== Exercise prompt ==
Copy out all the lines in the records that include the word "content".

== The data ==
☆ ☆ ☆ ☆ ☆ ☆ ☆
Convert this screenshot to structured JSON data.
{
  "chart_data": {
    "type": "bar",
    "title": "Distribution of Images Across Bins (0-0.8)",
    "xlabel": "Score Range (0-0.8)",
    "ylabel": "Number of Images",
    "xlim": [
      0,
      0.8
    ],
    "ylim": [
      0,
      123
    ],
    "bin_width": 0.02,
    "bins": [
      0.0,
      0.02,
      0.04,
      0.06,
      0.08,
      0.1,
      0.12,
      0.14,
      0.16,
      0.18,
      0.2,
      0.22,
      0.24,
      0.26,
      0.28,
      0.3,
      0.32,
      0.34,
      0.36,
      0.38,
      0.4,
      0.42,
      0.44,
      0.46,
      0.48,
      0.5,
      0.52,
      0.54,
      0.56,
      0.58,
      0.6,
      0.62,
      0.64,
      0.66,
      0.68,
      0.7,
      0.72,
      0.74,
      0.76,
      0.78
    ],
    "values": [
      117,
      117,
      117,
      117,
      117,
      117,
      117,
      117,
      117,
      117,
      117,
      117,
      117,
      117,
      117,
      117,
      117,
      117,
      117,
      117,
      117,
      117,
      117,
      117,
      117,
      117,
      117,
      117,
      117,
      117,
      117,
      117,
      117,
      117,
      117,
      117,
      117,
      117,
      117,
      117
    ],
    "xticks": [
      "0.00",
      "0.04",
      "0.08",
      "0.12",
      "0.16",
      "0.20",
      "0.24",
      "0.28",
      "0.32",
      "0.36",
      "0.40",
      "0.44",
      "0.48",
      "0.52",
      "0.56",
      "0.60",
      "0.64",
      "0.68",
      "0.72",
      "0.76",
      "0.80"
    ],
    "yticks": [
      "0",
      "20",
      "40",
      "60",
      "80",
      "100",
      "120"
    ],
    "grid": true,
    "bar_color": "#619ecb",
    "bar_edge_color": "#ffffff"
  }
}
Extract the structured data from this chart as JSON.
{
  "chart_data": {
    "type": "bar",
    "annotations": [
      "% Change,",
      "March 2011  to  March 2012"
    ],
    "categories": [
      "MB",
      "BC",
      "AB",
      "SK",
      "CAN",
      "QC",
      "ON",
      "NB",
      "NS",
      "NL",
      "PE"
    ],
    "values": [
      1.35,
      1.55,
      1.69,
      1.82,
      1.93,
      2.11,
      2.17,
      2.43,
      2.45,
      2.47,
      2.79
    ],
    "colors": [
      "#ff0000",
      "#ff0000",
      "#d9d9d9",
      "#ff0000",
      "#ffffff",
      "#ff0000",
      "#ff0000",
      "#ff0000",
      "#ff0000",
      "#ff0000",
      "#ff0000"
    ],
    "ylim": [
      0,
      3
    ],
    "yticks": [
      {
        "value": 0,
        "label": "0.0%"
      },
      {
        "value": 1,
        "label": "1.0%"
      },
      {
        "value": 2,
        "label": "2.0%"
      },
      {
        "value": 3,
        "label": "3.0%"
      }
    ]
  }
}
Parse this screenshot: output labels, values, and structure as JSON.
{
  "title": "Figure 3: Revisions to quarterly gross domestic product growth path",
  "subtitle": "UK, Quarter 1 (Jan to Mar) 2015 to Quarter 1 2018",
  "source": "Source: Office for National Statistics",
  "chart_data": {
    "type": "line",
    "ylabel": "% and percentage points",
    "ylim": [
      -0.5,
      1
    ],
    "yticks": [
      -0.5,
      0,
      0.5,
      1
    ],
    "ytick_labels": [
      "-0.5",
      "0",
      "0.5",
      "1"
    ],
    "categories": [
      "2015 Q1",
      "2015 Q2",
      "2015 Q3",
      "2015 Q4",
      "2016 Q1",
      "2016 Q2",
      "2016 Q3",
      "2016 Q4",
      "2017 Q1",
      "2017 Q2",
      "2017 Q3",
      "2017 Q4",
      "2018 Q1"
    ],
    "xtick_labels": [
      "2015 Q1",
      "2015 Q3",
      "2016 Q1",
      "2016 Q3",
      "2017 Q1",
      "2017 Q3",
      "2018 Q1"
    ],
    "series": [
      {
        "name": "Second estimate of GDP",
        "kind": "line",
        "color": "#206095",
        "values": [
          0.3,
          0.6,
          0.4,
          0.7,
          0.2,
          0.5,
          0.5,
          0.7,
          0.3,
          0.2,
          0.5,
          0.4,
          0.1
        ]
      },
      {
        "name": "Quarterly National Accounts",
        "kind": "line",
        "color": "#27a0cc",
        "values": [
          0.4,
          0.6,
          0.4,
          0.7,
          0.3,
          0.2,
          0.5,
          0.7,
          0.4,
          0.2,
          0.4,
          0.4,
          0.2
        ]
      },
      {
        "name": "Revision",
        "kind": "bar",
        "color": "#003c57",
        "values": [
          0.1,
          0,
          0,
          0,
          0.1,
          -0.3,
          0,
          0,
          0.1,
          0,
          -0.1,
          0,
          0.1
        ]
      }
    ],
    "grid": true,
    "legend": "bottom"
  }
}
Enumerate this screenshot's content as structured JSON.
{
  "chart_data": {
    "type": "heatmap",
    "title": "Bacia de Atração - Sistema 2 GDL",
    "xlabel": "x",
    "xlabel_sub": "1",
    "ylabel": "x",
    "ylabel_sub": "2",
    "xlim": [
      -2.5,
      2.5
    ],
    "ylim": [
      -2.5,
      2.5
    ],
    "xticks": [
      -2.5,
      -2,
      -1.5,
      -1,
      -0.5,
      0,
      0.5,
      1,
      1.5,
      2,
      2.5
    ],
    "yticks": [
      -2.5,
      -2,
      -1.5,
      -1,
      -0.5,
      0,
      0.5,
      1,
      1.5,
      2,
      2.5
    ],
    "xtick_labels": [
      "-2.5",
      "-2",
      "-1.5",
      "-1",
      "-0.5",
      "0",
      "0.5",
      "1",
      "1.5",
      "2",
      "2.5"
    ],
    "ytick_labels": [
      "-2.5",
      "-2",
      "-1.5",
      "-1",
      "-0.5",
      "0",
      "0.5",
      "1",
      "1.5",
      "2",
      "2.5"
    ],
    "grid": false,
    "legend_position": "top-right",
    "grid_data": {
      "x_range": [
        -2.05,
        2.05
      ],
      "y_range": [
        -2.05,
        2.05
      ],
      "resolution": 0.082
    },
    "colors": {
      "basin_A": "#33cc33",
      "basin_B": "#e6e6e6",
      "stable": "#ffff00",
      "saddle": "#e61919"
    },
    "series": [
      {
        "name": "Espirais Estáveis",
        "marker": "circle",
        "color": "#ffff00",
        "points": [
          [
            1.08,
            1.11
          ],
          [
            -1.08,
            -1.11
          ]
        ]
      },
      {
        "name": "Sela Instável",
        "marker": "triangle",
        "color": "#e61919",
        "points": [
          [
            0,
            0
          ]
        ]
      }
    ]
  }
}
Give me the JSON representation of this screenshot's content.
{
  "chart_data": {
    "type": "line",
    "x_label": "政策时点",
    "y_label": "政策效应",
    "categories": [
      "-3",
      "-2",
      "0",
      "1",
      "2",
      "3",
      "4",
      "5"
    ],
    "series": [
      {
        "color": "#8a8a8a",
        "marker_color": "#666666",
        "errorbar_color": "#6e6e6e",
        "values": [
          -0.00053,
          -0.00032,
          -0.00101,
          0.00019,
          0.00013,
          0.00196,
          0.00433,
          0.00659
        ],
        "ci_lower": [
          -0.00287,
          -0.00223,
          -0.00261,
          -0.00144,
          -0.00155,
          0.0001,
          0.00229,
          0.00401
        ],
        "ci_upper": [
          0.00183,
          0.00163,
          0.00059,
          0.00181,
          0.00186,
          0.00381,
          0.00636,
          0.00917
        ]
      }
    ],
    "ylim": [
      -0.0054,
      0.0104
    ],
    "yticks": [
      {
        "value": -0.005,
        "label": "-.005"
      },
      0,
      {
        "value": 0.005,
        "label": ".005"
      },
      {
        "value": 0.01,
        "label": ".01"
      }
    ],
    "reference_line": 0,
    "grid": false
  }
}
☆ ☆ ☆ ☆ ☆ ☆ ☆
== Result for this exercise ==
Enumerate this screenshot's content as structured JSON.
Give me the JSON representation of this screenshot's content.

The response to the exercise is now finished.